Work to do:
Reproduce every line of the material below without changing a single character.

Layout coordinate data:
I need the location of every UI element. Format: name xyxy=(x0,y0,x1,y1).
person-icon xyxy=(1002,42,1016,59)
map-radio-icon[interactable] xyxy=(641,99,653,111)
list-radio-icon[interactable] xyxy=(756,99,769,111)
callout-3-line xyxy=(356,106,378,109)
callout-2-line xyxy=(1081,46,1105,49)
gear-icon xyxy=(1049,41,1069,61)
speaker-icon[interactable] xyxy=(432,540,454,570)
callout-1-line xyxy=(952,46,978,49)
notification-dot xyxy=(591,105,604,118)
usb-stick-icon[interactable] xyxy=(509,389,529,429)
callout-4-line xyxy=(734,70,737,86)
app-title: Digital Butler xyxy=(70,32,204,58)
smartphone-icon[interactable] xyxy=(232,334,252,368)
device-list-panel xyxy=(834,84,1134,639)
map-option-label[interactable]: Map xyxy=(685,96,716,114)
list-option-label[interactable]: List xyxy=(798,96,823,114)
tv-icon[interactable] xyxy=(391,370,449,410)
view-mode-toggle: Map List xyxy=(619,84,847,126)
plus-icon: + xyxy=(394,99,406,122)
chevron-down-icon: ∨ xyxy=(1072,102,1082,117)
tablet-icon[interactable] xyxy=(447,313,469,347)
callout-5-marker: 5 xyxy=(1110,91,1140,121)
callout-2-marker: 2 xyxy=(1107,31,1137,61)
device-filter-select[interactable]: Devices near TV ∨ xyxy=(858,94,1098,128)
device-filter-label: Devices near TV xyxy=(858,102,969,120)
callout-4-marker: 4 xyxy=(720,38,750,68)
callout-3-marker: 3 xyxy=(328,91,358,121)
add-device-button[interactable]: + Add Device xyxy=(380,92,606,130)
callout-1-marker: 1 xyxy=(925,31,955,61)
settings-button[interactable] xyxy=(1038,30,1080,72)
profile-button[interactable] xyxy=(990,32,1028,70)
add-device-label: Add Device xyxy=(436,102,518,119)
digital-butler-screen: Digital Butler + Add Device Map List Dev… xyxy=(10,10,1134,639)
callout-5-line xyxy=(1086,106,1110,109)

Answer:
I need the location of every UI element. Format: name xyxy=(x0,y0,x1,y1).
person-icon xyxy=(1002,42,1016,59)
map-radio-icon[interactable] xyxy=(641,99,653,111)
list-radio-icon[interactable] xyxy=(756,99,769,111)
callout-3-line xyxy=(356,106,378,109)
callout-2-line xyxy=(1081,46,1105,49)
gear-icon xyxy=(1049,41,1069,61)
speaker-icon[interactable] xyxy=(432,540,454,570)
callout-1-line xyxy=(952,46,978,49)
notification-dot xyxy=(591,105,604,118)
usb-stick-icon[interactable] xyxy=(509,389,529,429)
callout-4-line xyxy=(734,70,737,86)
app-title: Digital Butler xyxy=(70,32,204,58)
smartphone-icon[interactable] xyxy=(232,334,252,368)
device-list-panel xyxy=(834,84,1134,639)
map-option-label[interactable]: Map xyxy=(685,96,716,114)
list-option-label[interactable]: List xyxy=(798,96,823,114)
tv-icon[interactable] xyxy=(391,370,449,410)
view-mode-toggle: Map List xyxy=(619,84,847,126)
plus-icon: + xyxy=(394,99,406,122)
chevron-down-icon: ∨ xyxy=(1072,102,1082,117)
tablet-icon[interactable] xyxy=(447,313,469,347)
callout-5-marker: 5 xyxy=(1110,91,1140,121)
callout-2-marker: 2 xyxy=(1107,31,1137,61)
device-filter-select[interactable]: Devices near TV ∨ xyxy=(858,94,1098,128)
device-filter-label: Devices near TV xyxy=(858,102,969,120)
callout-4-marker: 4 xyxy=(720,38,750,68)
callout-3-marker: 3 xyxy=(328,91,358,121)
add-device-button[interactable]: + Add Device xyxy=(380,92,606,130)
callout-1-marker: 1 xyxy=(925,31,955,61)
settings-button[interactable] xyxy=(1038,30,1080,72)
profile-button[interactable] xyxy=(990,32,1028,70)
add-device-label: Add Device xyxy=(436,102,518,119)
digital-butler-screen: Digital Butler + Add Device Map List Dev… xyxy=(10,10,1134,639)
callout-5-line xyxy=(1086,106,1110,109)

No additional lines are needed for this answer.